◆ **Task prompt**
In the records that follow, show each line where the word "title" is present.

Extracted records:
--------------------

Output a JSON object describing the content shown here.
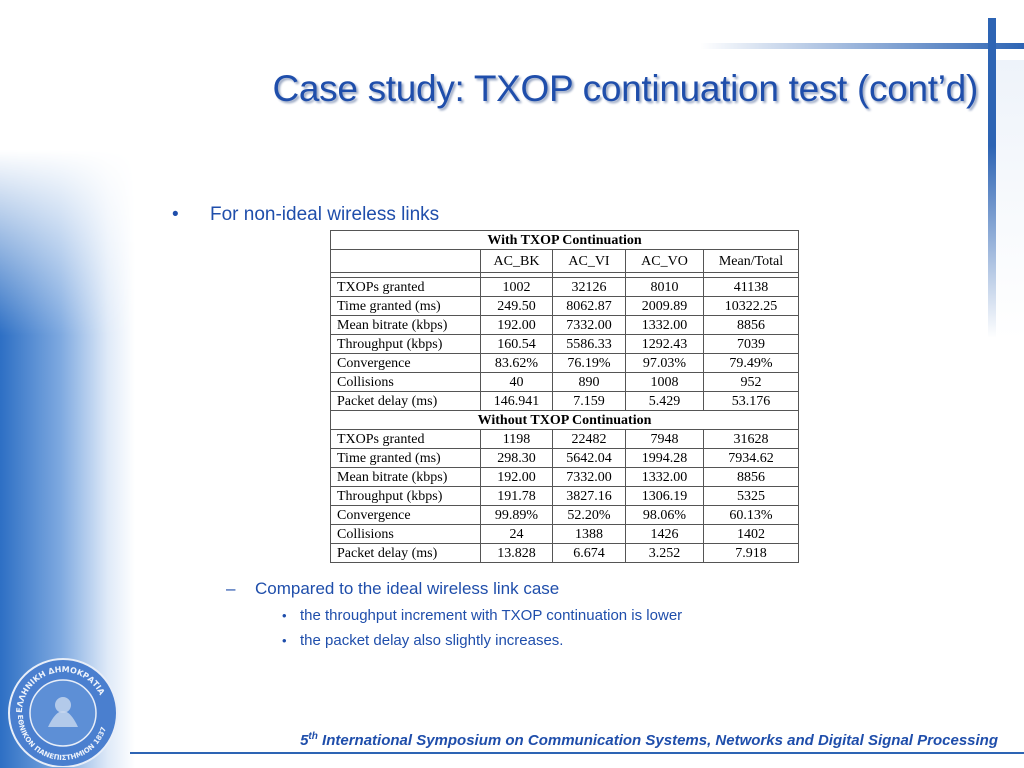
{
  "slide": {
    "title": "Case study: TXOP continuation test (cont’d)",
    "bullet": "For non-ideal wireless links",
    "sub_bullet": "Compared to the ideal wireless link case",
    "sub_points": [
      "the throughput increment with TXOP continuation is lower",
      "the packet delay also slightly increases."
    ],
    "footer_ordinal": "5",
    "footer_sup": "th",
    "footer_rest": " International Symposium on Communication Systems, Networks and Digital Signal Processing"
  },
  "table": {
    "columns": [
      "",
      "AC_BK",
      "AC_VI",
      "AC_VO",
      "Mean/Total"
    ],
    "sections": [
      {
        "title": "With TXOP Continuation",
        "rows": [
          [
            "TXOPs granted",
            "1002",
            "32126",
            "8010",
            "41138"
          ],
          [
            "Time granted (ms)",
            "249.50",
            "8062.87",
            "2009.89",
            "10322.25"
          ],
          [
            "Mean bitrate (kbps)",
            "192.00",
            "7332.00",
            "1332.00",
            "8856"
          ],
          [
            "Throughput (kbps)",
            "160.54",
            "5586.33",
            "1292.43",
            "7039"
          ],
          [
            "Convergence",
            "83.62%",
            "76.19%",
            "97.03%",
            "79.49%"
          ],
          [
            "Collisions",
            "40",
            "890",
            "1008",
            "952"
          ],
          [
            "Packet delay (ms)",
            "146.941",
            "7.159",
            "5.429",
            "53.176"
          ]
        ]
      },
      {
        "title": "Without TXOP Continuation",
        "rows": [
          [
            "TXOPs granted",
            "1198",
            "22482",
            "7948",
            "31628"
          ],
          [
            "Time granted (ms)",
            "298.30",
            "5642.04",
            "1994.28",
            "7934.62"
          ],
          [
            "Mean bitrate (kbps)",
            "192.00",
            "7332.00",
            "1332.00",
            "8856"
          ],
          [
            "Throughput (kbps)",
            "191.78",
            "3827.16",
            "1306.19",
            "5325"
          ],
          [
            "Convergence",
            "99.89%",
            "52.20%",
            "98.06%",
            "60.13%"
          ],
          [
            "Collisions",
            "24",
            "1388",
            "1426",
            "1402"
          ],
          [
            "Packet delay (ms)",
            "13.828",
            "6.674",
            "3.252",
            "7.918"
          ]
        ]
      }
    ]
  },
  "logo": {
    "text_top": "ΕΛΛΗΝΙΚΗ ΔΗΜΟΚΡΑΤΙΑ",
    "text_bottom": "ΕΘΝΙΚΟΝ ΠΑΝΕΠΙΣΤΗΜΙΟΝ 1837"
  },
  "colors": {
    "accent": "#1f4eab",
    "band": "#2d6fc4"
  }
}
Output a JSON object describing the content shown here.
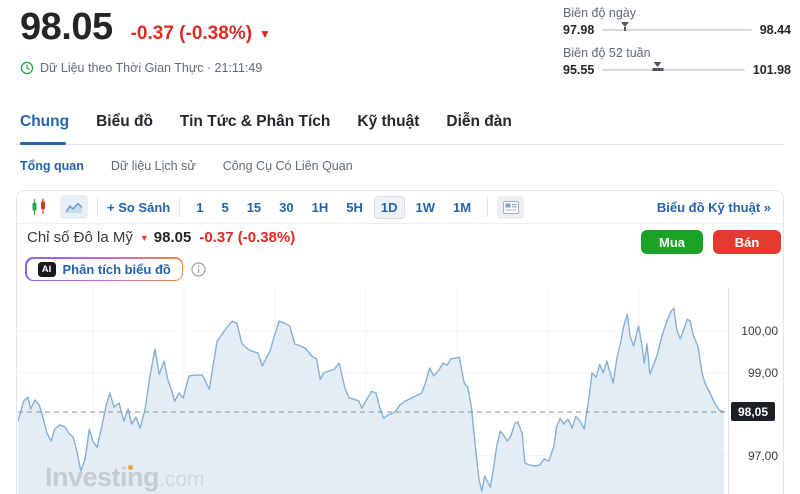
{
  "header": {
    "price": "98.05",
    "change": "-0.37 (-0.38%)",
    "down_arrow": "▼",
    "realtime_text": "Dữ Liệu theo Thời Gian Thực · 21:11:49",
    "day_range": {
      "label": "Biên độ ngày",
      "low": "97.98",
      "high": "98.44",
      "marker_pos": 0.152
    },
    "week52_range": {
      "label": "Biên độ 52 tuần",
      "low": "95.55",
      "high": "101.98",
      "marker_pos": 0.389
    }
  },
  "tabs": {
    "items": [
      {
        "label": "Chung",
        "active": true
      },
      {
        "label": "Biểu đồ",
        "active": false
      },
      {
        "label": "Tin Tức & Phân Tích",
        "active": false
      },
      {
        "label": "Kỹ thuật",
        "active": false
      },
      {
        "label": "Diễn đàn",
        "active": false
      }
    ],
    "subtabs": [
      {
        "label": "Tổng quan",
        "active": true
      },
      {
        "label": "Dữ liệu Lịch sử",
        "active": false
      },
      {
        "label": "Công Cụ Có Liên Quan",
        "active": false
      }
    ]
  },
  "toolbar": {
    "compare_label": "+ So Sánh",
    "intervals": [
      "1",
      "5",
      "15",
      "30",
      "1H",
      "5H",
      "1D",
      "1W",
      "1M"
    ],
    "selected_interval": "1D",
    "tech_chart_label": "Biểu đồ Kỹ thuật »"
  },
  "instrument": {
    "name": "Chỉ số Đô la Mỹ",
    "down_arrow": "▼",
    "price": "98.05",
    "change": "-0.37 (-0.38%)",
    "buy_label": "Mua",
    "sell_label": "Bán",
    "ai_badge": "AI",
    "ai_label": "Phân tích biểu đồ"
  },
  "watermark": {
    "main": "Investing",
    "ext": ".com"
  },
  "colors": {
    "accent_blue": "#2563ab",
    "negative_red": "#dc2b22",
    "buy_green": "#1aa326",
    "sell_red": "#e43b30",
    "line_blue": "#85b0d5",
    "area_fill": "#e4edf5",
    "badge_bg": "#1c2026",
    "clock_green": "#22a14b"
  },
  "chart_data": {
    "type": "area",
    "title": "Chỉ số Đô la Mỹ (US Dollar Index) — 1D",
    "current_price": 98.05,
    "current_price_label": "98,05",
    "ylim": [
      96.05,
      101.04
    ],
    "grid_prices": [
      100,
      99,
      98,
      97
    ],
    "axis_ticks": [
      {
        "label": "100,00",
        "price": 100
      },
      {
        "label": "99,00",
        "price": 99
      },
      {
        "label": "97,00",
        "price": 97
      }
    ],
    "legend": "none",
    "points": [
      [
        0.0,
        97.83
      ],
      [
        0.008,
        98.31
      ],
      [
        0.014,
        98.41
      ],
      [
        0.018,
        98.12
      ],
      [
        0.024,
        98.34
      ],
      [
        0.03,
        98.22
      ],
      [
        0.035,
        97.95
      ],
      [
        0.041,
        97.54
      ],
      [
        0.047,
        97.35
      ],
      [
        0.052,
        97.64
      ],
      [
        0.059,
        97.74
      ],
      [
        0.067,
        97.69
      ],
      [
        0.072,
        97.54
      ],
      [
        0.078,
        97.45
      ],
      [
        0.084,
        97.06
      ],
      [
        0.089,
        96.63
      ],
      [
        0.095,
        96.92
      ],
      [
        0.101,
        97.64
      ],
      [
        0.106,
        97.35
      ],
      [
        0.112,
        97.2
      ],
      [
        0.119,
        97.73
      ],
      [
        0.125,
        98.22
      ],
      [
        0.13,
        98.51
      ],
      [
        0.136,
        98.17
      ],
      [
        0.143,
        98.27
      ],
      [
        0.15,
        97.83
      ],
      [
        0.156,
        98.12
      ],
      [
        0.161,
        97.76
      ],
      [
        0.167,
        97.93
      ],
      [
        0.173,
        97.66
      ],
      [
        0.18,
        98.12
      ],
      [
        0.187,
        98.92
      ],
      [
        0.194,
        99.57
      ],
      [
        0.2,
        98.96
      ],
      [
        0.207,
        99.28
      ],
      [
        0.212,
        98.84
      ],
      [
        0.218,
        98.55
      ],
      [
        0.222,
        98.31
      ],
      [
        0.228,
        98.51
      ],
      [
        0.234,
        98.39
      ],
      [
        0.242,
        98.92
      ],
      [
        0.251,
        98.94
      ],
      [
        0.261,
        98.94
      ],
      [
        0.271,
        98.6
      ],
      [
        0.282,
        99.76
      ],
      [
        0.292,
        100.0
      ],
      [
        0.303,
        100.24
      ],
      [
        0.31,
        100.19
      ],
      [
        0.317,
        99.71
      ],
      [
        0.324,
        99.59
      ],
      [
        0.331,
        99.52
      ],
      [
        0.34,
        99.47
      ],
      [
        0.346,
        99.16
      ],
      [
        0.351,
        99.33
      ],
      [
        0.357,
        99.52
      ],
      [
        0.363,
        99.88
      ],
      [
        0.37,
        100.24
      ],
      [
        0.378,
        100.19
      ],
      [
        0.385,
        100.12
      ],
      [
        0.392,
        99.69
      ],
      [
        0.401,
        99.64
      ],
      [
        0.407,
        99.59
      ],
      [
        0.416,
        99.4
      ],
      [
        0.423,
        99.33
      ],
      [
        0.428,
        98.84
      ],
      [
        0.433,
        98.99
      ],
      [
        0.44,
        99.04
      ],
      [
        0.448,
        99.08
      ],
      [
        0.455,
        99.23
      ],
      [
        0.463,
        98.63
      ],
      [
        0.469,
        98.39
      ],
      [
        0.476,
        98.36
      ],
      [
        0.483,
        98.31
      ],
      [
        0.487,
        98.14
      ],
      [
        0.494,
        98.36
      ],
      [
        0.501,
        98.55
      ],
      [
        0.507,
        98.51
      ],
      [
        0.513,
        98.12
      ],
      [
        0.518,
        97.9
      ],
      [
        0.524,
        97.98
      ],
      [
        0.53,
        98.02
      ],
      [
        0.535,
        98.07
      ],
      [
        0.541,
        98.22
      ],
      [
        0.548,
        98.31
      ],
      [
        0.554,
        98.36
      ],
      [
        0.56,
        98.41
      ],
      [
        0.572,
        98.51
      ],
      [
        0.578,
        98.8
      ],
      [
        0.583,
        99.11
      ],
      [
        0.589,
        98.92
      ],
      [
        0.596,
        99.06
      ],
      [
        0.602,
        99.23
      ],
      [
        0.608,
        99.18
      ],
      [
        0.613,
        99.33
      ],
      [
        0.619,
        99.35
      ],
      [
        0.625,
        99.37
      ],
      [
        0.632,
        98.75
      ],
      [
        0.637,
        98.65
      ],
      [
        0.642,
        98.19
      ],
      [
        0.647,
        97.35
      ],
      [
        0.653,
        96.43
      ],
      [
        0.657,
        96.14
      ],
      [
        0.661,
        96.51
      ],
      [
        0.666,
        96.34
      ],
      [
        0.669,
        96.24
      ],
      [
        0.673,
        96.63
      ],
      [
        0.678,
        97.23
      ],
      [
        0.683,
        97.59
      ],
      [
        0.688,
        97.49
      ],
      [
        0.693,
        97.35
      ],
      [
        0.698,
        97.47
      ],
      [
        0.704,
        97.78
      ],
      [
        0.708,
        97.81
      ],
      [
        0.714,
        97.54
      ],
      [
        0.718,
        96.82
      ],
      [
        0.725,
        96.77
      ],
      [
        0.732,
        96.75
      ],
      [
        0.739,
        96.77
      ],
      [
        0.745,
        96.92
      ],
      [
        0.752,
        96.87
      ],
      [
        0.759,
        97.23
      ],
      [
        0.763,
        97.71
      ],
      [
        0.768,
        97.9
      ],
      [
        0.773,
        97.76
      ],
      [
        0.779,
        97.88
      ],
      [
        0.785,
        97.66
      ],
      [
        0.79,
        97.95
      ],
      [
        0.796,
        97.83
      ],
      [
        0.802,
        97.64
      ],
      [
        0.809,
        98.43
      ],
      [
        0.813,
        98.99
      ],
      [
        0.819,
        98.89
      ],
      [
        0.824,
        99.2
      ],
      [
        0.829,
        98.99
      ],
      [
        0.834,
        99.28
      ],
      [
        0.838,
        99.04
      ],
      [
        0.843,
        98.75
      ],
      [
        0.848,
        99.33
      ],
      [
        0.854,
        99.76
      ],
      [
        0.858,
        100.12
      ],
      [
        0.863,
        100.41
      ],
      [
        0.867,
        99.88
      ],
      [
        0.872,
        99.64
      ],
      [
        0.877,
        100.0
      ],
      [
        0.879,
        100.12
      ],
      [
        0.884,
        99.64
      ],
      [
        0.887,
        99.23
      ],
      [
        0.891,
        99.69
      ],
      [
        0.895,
        98.96
      ],
      [
        0.901,
        99.23
      ],
      [
        0.905,
        99.4
      ],
      [
        0.912,
        99.88
      ],
      [
        0.919,
        100.24
      ],
      [
        0.925,
        100.48
      ],
      [
        0.929,
        100.55
      ],
      [
        0.933,
        100.05
      ],
      [
        0.938,
        99.81
      ],
      [
        0.943,
        100.05
      ],
      [
        0.948,
        100.29
      ],
      [
        0.952,
        100.24
      ],
      [
        0.957,
        99.88
      ],
      [
        0.963,
        99.64
      ],
      [
        0.969,
        98.99
      ],
      [
        0.973,
        98.75
      ],
      [
        0.979,
        98.55
      ],
      [
        0.986,
        98.29
      ],
      [
        0.993,
        98.1
      ],
      [
        1.0,
        98.05
      ]
    ]
  }
}
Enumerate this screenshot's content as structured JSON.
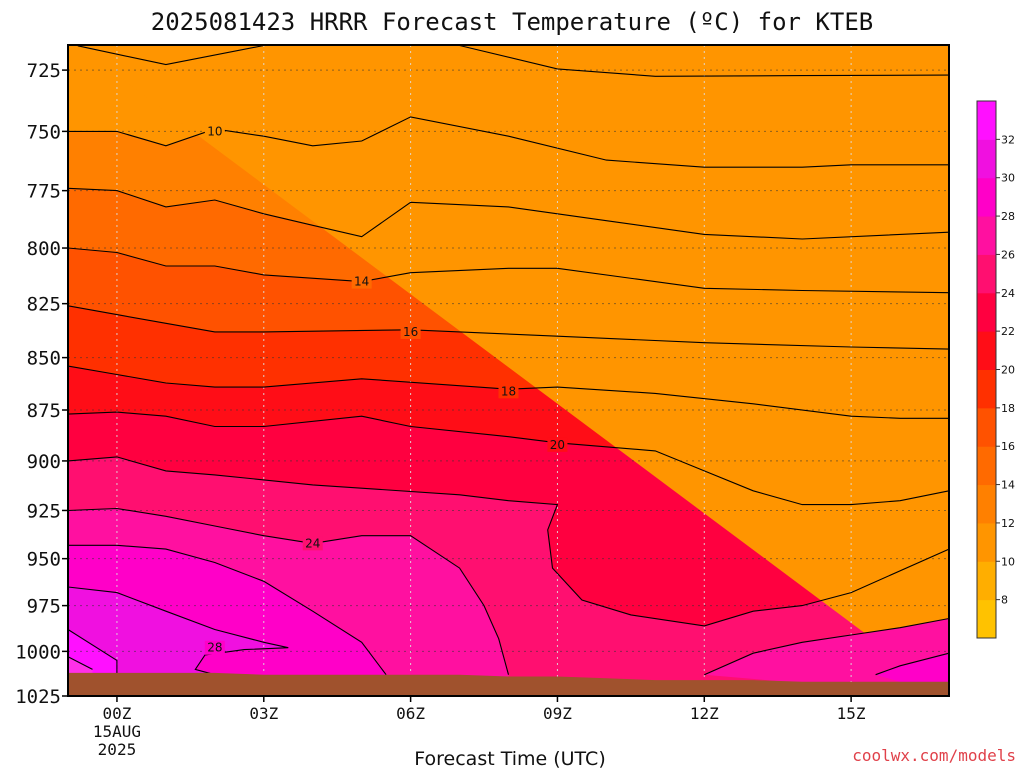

--------------------

◆ **Response to this exercise**
    "title": "Case study: TXOP continuation test (cont’d)",
        "title": "With TXOP Continuation",
        "title": "Without TXOP Continuation",
    "title": "Chỉ số Đô la Mỹ (US Dollar Index) — 1D",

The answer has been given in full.